Task brief. In your copy, include no images and return each entry exactly as written.

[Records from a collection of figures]

────────

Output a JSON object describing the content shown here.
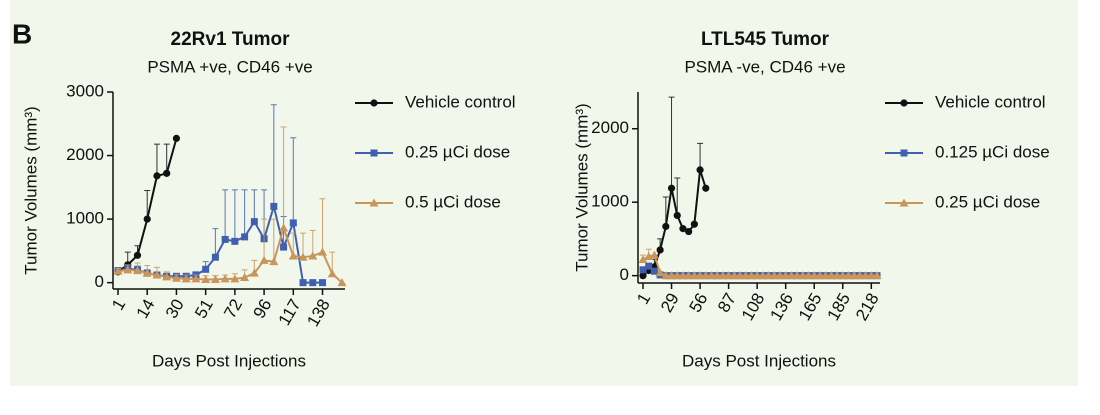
{
  "panel_label": "B",
  "chart_data": [
    {
      "type": "line",
      "title": "22Rv1 Tumor",
      "subtitle": "PSMA +ve, CD46 +ve",
      "x_label": "Days Post Injections",
      "y_label": "Tumor Volumes (mm³)",
      "categories": [
        1,
        null,
        null,
        14,
        null,
        null,
        30,
        null,
        null,
        51,
        null,
        null,
        72,
        null,
        null,
        96,
        null,
        null,
        117,
        null,
        null,
        138,
        null,
        null
      ],
      "ylim": [
        -100,
        3000
      ],
      "yticks": [
        0,
        1000,
        2000,
        3000
      ],
      "series": [
        {
          "name": "Vehicle control",
          "color": "#111111",
          "marker": "circle",
          "values": [
            170,
            280,
            430,
            1000,
            1680,
            1720,
            2270,
            null,
            null,
            null,
            null,
            null,
            null,
            null,
            null,
            null,
            null,
            null,
            null,
            null,
            null,
            null,
            null,
            null
          ],
          "errors": [
            40,
            200,
            150,
            450,
            500,
            460,
            null,
            null,
            null,
            null,
            null,
            null,
            null,
            null,
            null,
            null,
            null,
            null,
            null,
            null,
            null,
            null,
            null,
            null
          ]
        },
        {
          "name": "0.25 µCi dose",
          "color": "#3f5fb0",
          "marker": "square",
          "values": [
            190,
            220,
            200,
            150,
            120,
            100,
            100,
            100,
            120,
            210,
            400,
            680,
            650,
            720,
            960,
            690,
            1200,
            560,
            940,
            0,
            0,
            0,
            null,
            null
          ],
          "errors": [
            30,
            60,
            60,
            50,
            40,
            40,
            40,
            40,
            50,
            120,
            450,
            780,
            810,
            740,
            500,
            770,
            1600,
            480,
            1340,
            null,
            null,
            null,
            null,
            null
          ]
        },
        {
          "name": "0.5 µCi dose",
          "color": "#c8955a",
          "marker": "triangle",
          "values": [
            180,
            200,
            190,
            150,
            120,
            90,
            70,
            60,
            60,
            50,
            50,
            60,
            60,
            80,
            150,
            350,
            330,
            860,
            420,
            400,
            420,
            480,
            140,
            0
          ],
          "errors": [
            40,
            80,
            120,
            120,
            120,
            80,
            60,
            60,
            60,
            60,
            60,
            60,
            80,
            120,
            200,
            650,
            670,
            1590,
            360,
            380,
            400,
            840,
            340,
            null
          ]
        }
      ]
    },
    {
      "type": "line",
      "title": "LTL545 Tumor",
      "subtitle": "PSMA -ve, CD46 +ve",
      "x_label": "Days Post Injections",
      "y_label": "Tumor Volumes (mm³)",
      "categories": [
        1,
        null,
        null,
        null,
        null,
        29,
        null,
        null,
        null,
        null,
        56,
        null,
        null,
        null,
        null,
        87,
        null,
        null,
        null,
        null,
        108,
        null,
        null,
        null,
        null,
        136,
        null,
        null,
        null,
        null,
        165,
        null,
        null,
        null,
        null,
        185,
        null,
        null,
        null,
        null,
        218,
        null
      ],
      "ylim": [
        -100,
        2500
      ],
      "yticks": [
        0,
        1000,
        2000
      ],
      "series": [
        {
          "name": "Vehicle control",
          "color": "#111111",
          "marker": "circle",
          "values": [
            0,
            70,
            120,
            350,
            670,
            1190,
            820,
            640,
            600,
            700,
            1440,
            1190,
            null,
            null,
            null,
            null,
            null,
            null,
            null,
            null,
            null,
            null,
            null,
            null,
            null,
            null,
            null,
            null,
            null,
            null,
            null,
            null,
            null,
            null,
            null,
            null,
            null,
            null,
            null,
            null,
            null,
            null
          ],
          "errors": [
            null,
            30,
            100,
            150,
            400,
            1240,
            510,
            null,
            null,
            null,
            360,
            null,
            null,
            null,
            null,
            null,
            null,
            null,
            null,
            null,
            null,
            null,
            null,
            null,
            null,
            null,
            null,
            null,
            null,
            null,
            null,
            null,
            null,
            null,
            null,
            null,
            null,
            null,
            null,
            null,
            null,
            null
          ]
        },
        {
          "name": "0.125 µCi dose",
          "color": "#3f5fb0",
          "marker": "square",
          "values": [
            80,
            130,
            60,
            10,
            0,
            0,
            0,
            0,
            0,
            0,
            0,
            0,
            0,
            0,
            0,
            0,
            0,
            0,
            0,
            0,
            0,
            0,
            0,
            0,
            0,
            0,
            0,
            0,
            0,
            0,
            0,
            0,
            0,
            0,
            0,
            0,
            0,
            0,
            0,
            0,
            0,
            0
          ]
        },
        {
          "name": "0.25 µCi dose",
          "color": "#c8955a",
          "marker": "triangle",
          "values": [
            220,
            260,
            280,
            40,
            0,
            0,
            0,
            0,
            0,
            0,
            0,
            0,
            0,
            0,
            0,
            0,
            0,
            0,
            0,
            0,
            0,
            0,
            0,
            0,
            0,
            0,
            0,
            0,
            0,
            0,
            0,
            0,
            0,
            0,
            0,
            0,
            0,
            0,
            0,
            0,
            0,
            0
          ],
          "errors": [
            60,
            100,
            null,
            null,
            null,
            null,
            null,
            null,
            null,
            null,
            null,
            null,
            null,
            null,
            null,
            null,
            null,
            null,
            null,
            null,
            null,
            null,
            null,
            null,
            null,
            null,
            null,
            null,
            null,
            null,
            null,
            null,
            null,
            null,
            null,
            null,
            null,
            null,
            null,
            null,
            null,
            null
          ]
        }
      ]
    }
  ]
}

────────

Problem solution.
Output a JSON object describing the content shown here.
{
  "panel_label": "B",
  "chart_data": [
    {
      "type": "line",
      "title": "22Rv1 Tumor",
      "subtitle": "PSMA +ve, CD46 +ve",
      "x_label": "Days Post Injections",
      "y_label": "Tumor Volumes (mm³)",
      "categories": [
        1,
        null,
        null,
        14,
        null,
        null,
        30,
        null,
        null,
        51,
        null,
        null,
        72,
        null,
        null,
        96,
        null,
        null,
        117,
        null,
        null,
        138,
        null,
        null
      ],
      "ylim": [
        -100,
        3000
      ],
      "yticks": [
        0,
        1000,
        2000,
        3000
      ],
      "series": [
        {
          "name": "Vehicle control",
          "color": "#111111",
          "marker": "circle",
          "values": [
            170,
            280,
            430,
            1000,
            1680,
            1720,
            2270,
            null,
            null,
            null,
            null,
            null,
            null,
            null,
            null,
            null,
            null,
            null,
            null,
            null,
            null,
            null,
            null,
            null
          ],
          "errors": [
            40,
            200,
            150,
            450,
            500,
            460,
            null,
            null,
            null,
            null,
            null,
            null,
            null,
            null,
            null,
            null,
            null,
            null,
            null,
            null,
            null,
            null,
            null,
            null
          ]
        },
        {
          "name": "0.25 µCi dose",
          "color": "#3f5fb0",
          "marker": "square",
          "values": [
            190,
            220,
            200,
            150,
            120,
            100,
            100,
            100,
            120,
            210,
            400,
            680,
            650,
            720,
            960,
            690,
            1200,
            560,
            940,
            0,
            0,
            0,
            null,
            null
          ],
          "errors": [
            30,
            60,
            60,
            50,
            40,
            40,
            40,
            40,
            50,
            120,
            450,
            780,
            810,
            740,
            500,
            770,
            1600,
            480,
            1340,
            null,
            null,
            null,
            null,
            null
          ]
        },
        {
          "name": "0.5 µCi dose",
          "color": "#c8955a",
          "marker": "triangle",
          "values": [
            180,
            200,
            190,
            150,
            120,
            90,
            70,
            60,
            60,
            50,
            50,
            60,
            60,
            80,
            150,
            350,
            330,
            860,
            420,
            400,
            420,
            480,
            140,
            0
          ],
          "errors": [
            40,
            80,
            120,
            120,
            120,
            80,
            60,
            60,
            60,
            60,
            60,
            60,
            80,
            120,
            200,
            650,
            670,
            1590,
            360,
            380,
            400,
            840,
            340,
            null
          ]
        }
      ]
    },
    {
      "type": "line",
      "title": "LTL545 Tumor",
      "subtitle": "PSMA -ve, CD46 +ve",
      "x_label": "Days Post Injections",
      "y_label": "Tumor Volumes (mm³)",
      "categories": [
        1,
        null,
        null,
        null,
        null,
        29,
        null,
        null,
        null,
        null,
        56,
        null,
        null,
        null,
        null,
        87,
        null,
        null,
        null,
        null,
        108,
        null,
        null,
        null,
        null,
        136,
        null,
        null,
        null,
        null,
        165,
        null,
        null,
        null,
        null,
        185,
        null,
        null,
        null,
        null,
        218,
        null
      ],
      "ylim": [
        -100,
        2500
      ],
      "yticks": [
        0,
        1000,
        2000
      ],
      "series": [
        {
          "name": "Vehicle control",
          "color": "#111111",
          "marker": "circle",
          "values": [
            0,
            70,
            120,
            350,
            670,
            1190,
            820,
            640,
            600,
            700,
            1440,
            1190,
            null,
            null,
            null,
            null,
            null,
            null,
            null,
            null,
            null,
            null,
            null,
            null,
            null,
            null,
            null,
            null,
            null,
            null,
            null,
            null,
            null,
            null,
            null,
            null,
            null,
            null,
            null,
            null,
            null,
            null
          ],
          "errors": [
            null,
            30,
            100,
            150,
            400,
            1240,
            510,
            null,
            null,
            null,
            360,
            null,
            null,
            null,
            null,
            null,
            null,
            null,
            null,
            null,
            null,
            null,
            null,
            null,
            null,
            null,
            null,
            null,
            null,
            null,
            null,
            null,
            null,
            null,
            null,
            null,
            null,
            null,
            null,
            null,
            null,
            null
          ]
        },
        {
          "name": "0.125 µCi dose",
          "color": "#3f5fb0",
          "marker": "square",
          "values": [
            80,
            130,
            60,
            10,
            0,
            0,
            0,
            0,
            0,
            0,
            0,
            0,
            0,
            0,
            0,
            0,
            0,
            0,
            0,
            0,
            0,
            0,
            0,
            0,
            0,
            0,
            0,
            0,
            0,
            0,
            0,
            0,
            0,
            0,
            0,
            0,
            0,
            0,
            0,
            0,
            0,
            0
          ]
        },
        {
          "name": "0.25 µCi dose",
          "color": "#c8955a",
          "marker": "triangle",
          "values": [
            220,
            260,
            280,
            40,
            0,
            0,
            0,
            0,
            0,
            0,
            0,
            0,
            0,
            0,
            0,
            0,
            0,
            0,
            0,
            0,
            0,
            0,
            0,
            0,
            0,
            0,
            0,
            0,
            0,
            0,
            0,
            0,
            0,
            0,
            0,
            0,
            0,
            0,
            0,
            0,
            0,
            0
          ],
          "errors": [
            60,
            100,
            null,
            null,
            null,
            null,
            null,
            null,
            null,
            null,
            null,
            null,
            null,
            null,
            null,
            null,
            null,
            null,
            null,
            null,
            null,
            null,
            null,
            null,
            null,
            null,
            null,
            null,
            null,
            null,
            null,
            null,
            null,
            null,
            null,
            null,
            null,
            null,
            null,
            null,
            null,
            null
          ]
        }
      ]
    }
  ]
}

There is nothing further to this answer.